▶ **Listing**:

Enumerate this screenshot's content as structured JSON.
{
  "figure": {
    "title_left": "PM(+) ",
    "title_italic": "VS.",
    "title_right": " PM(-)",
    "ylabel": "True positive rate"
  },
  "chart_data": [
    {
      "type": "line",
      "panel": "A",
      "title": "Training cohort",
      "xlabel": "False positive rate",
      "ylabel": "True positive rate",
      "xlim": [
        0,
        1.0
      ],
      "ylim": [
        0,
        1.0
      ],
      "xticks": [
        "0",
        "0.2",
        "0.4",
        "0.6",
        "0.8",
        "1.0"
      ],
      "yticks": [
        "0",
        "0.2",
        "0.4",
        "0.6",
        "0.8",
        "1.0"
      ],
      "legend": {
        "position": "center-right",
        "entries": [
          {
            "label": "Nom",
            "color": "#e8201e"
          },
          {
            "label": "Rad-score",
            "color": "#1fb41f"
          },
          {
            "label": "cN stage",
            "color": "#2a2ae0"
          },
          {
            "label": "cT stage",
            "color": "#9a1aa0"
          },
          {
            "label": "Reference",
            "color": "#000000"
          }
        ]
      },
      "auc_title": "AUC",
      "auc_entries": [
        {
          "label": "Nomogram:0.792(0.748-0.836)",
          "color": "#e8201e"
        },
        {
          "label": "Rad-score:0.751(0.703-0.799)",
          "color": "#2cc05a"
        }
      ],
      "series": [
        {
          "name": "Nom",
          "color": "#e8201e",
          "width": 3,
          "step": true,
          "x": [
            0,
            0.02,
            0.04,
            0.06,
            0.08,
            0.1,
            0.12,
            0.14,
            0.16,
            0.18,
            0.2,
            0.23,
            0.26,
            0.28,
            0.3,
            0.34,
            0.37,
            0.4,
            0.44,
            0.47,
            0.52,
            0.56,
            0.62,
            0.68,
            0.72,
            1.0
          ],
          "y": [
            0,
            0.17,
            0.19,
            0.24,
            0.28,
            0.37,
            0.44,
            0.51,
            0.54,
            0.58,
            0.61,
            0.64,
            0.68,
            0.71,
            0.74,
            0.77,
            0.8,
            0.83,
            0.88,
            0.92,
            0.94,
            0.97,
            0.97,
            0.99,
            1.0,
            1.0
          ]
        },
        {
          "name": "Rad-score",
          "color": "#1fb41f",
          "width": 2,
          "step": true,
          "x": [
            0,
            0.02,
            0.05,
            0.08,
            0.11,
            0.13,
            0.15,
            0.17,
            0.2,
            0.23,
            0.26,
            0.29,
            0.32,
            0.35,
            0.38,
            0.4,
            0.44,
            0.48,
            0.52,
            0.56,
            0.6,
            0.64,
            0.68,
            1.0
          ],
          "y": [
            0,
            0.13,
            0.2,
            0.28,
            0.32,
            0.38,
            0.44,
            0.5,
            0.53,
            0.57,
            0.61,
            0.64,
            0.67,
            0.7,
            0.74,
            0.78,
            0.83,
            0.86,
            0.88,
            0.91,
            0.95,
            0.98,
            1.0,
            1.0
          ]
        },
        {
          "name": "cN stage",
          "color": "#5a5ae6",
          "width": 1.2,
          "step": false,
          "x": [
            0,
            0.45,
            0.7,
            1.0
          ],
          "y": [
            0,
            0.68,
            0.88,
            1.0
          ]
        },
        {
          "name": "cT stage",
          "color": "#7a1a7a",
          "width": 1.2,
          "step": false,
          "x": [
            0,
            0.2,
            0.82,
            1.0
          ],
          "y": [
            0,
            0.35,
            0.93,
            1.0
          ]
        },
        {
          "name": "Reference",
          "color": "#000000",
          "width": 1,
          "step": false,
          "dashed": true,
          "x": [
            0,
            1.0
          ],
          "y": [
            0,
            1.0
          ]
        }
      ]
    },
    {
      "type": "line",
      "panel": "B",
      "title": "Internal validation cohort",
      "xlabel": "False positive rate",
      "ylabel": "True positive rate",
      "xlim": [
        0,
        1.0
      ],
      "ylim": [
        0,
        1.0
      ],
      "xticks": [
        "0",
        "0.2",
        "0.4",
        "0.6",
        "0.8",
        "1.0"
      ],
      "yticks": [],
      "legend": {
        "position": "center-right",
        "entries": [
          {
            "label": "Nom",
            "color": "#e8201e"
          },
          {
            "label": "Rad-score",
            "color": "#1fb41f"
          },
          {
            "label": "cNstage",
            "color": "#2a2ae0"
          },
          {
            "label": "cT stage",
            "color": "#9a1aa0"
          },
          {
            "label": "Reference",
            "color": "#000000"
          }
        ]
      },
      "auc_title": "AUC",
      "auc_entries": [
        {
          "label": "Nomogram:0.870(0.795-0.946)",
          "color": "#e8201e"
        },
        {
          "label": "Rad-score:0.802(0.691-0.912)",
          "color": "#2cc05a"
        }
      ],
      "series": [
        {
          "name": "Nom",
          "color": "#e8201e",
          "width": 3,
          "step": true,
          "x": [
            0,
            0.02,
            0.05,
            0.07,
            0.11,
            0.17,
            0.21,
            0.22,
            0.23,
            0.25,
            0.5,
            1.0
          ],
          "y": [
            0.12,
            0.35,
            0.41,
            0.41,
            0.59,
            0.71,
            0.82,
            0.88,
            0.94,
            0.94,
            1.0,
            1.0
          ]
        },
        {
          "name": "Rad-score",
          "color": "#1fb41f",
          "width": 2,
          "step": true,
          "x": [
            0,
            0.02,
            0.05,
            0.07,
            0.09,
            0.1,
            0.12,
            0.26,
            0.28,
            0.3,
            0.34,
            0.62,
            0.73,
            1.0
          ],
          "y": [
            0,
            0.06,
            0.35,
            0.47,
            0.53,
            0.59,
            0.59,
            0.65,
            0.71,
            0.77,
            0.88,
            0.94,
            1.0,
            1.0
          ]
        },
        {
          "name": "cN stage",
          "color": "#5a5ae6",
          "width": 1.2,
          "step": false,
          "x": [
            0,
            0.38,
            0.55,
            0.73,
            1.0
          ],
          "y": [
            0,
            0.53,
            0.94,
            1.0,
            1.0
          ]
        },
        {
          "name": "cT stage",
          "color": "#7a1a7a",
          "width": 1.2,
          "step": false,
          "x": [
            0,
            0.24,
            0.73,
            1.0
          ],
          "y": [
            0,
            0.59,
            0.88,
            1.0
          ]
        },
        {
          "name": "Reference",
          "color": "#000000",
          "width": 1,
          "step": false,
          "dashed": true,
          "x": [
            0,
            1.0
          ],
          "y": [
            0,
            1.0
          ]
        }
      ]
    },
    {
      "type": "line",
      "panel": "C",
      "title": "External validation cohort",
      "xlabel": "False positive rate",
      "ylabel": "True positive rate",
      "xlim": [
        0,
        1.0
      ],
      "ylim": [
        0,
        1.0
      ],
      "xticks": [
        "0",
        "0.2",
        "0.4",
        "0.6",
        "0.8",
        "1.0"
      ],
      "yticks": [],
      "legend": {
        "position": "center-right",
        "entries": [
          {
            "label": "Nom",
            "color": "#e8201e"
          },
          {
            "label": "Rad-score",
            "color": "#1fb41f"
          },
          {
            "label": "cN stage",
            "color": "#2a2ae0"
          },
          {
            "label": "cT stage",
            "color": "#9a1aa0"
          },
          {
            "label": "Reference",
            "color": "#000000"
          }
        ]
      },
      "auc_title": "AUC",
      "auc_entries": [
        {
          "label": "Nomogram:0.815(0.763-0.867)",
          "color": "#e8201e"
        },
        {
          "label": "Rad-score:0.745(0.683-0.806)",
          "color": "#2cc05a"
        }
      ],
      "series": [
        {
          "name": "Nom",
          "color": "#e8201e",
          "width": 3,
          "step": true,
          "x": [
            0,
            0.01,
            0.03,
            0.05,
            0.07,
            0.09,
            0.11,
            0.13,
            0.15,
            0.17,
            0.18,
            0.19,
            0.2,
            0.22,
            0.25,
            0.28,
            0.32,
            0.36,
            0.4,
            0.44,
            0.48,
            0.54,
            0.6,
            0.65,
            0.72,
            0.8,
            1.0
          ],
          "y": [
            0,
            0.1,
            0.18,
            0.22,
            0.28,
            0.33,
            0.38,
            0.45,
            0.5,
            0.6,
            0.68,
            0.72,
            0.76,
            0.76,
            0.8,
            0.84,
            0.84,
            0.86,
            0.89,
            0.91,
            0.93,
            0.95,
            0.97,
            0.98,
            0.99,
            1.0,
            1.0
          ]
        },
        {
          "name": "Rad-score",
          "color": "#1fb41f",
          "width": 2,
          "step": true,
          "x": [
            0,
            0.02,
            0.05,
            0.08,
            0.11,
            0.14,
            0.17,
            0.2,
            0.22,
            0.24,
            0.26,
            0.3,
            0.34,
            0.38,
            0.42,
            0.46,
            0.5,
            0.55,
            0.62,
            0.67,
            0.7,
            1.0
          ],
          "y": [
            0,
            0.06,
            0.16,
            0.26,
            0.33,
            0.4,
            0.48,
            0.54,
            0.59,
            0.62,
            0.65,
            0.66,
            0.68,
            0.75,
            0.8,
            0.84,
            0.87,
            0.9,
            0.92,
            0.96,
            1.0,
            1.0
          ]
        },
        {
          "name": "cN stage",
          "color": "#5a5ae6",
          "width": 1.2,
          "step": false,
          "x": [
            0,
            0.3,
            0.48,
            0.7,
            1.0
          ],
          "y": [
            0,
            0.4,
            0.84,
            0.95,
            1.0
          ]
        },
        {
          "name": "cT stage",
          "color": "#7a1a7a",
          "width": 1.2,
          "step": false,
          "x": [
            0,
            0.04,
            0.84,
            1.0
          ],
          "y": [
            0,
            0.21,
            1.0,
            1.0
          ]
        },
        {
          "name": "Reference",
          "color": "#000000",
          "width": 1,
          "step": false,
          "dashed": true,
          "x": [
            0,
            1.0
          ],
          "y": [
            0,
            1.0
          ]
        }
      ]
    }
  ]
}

▶ **Task requirements**: Give the number of lines in the data that contain "Nomogram", with no other words.

▶ **Finished task**: 3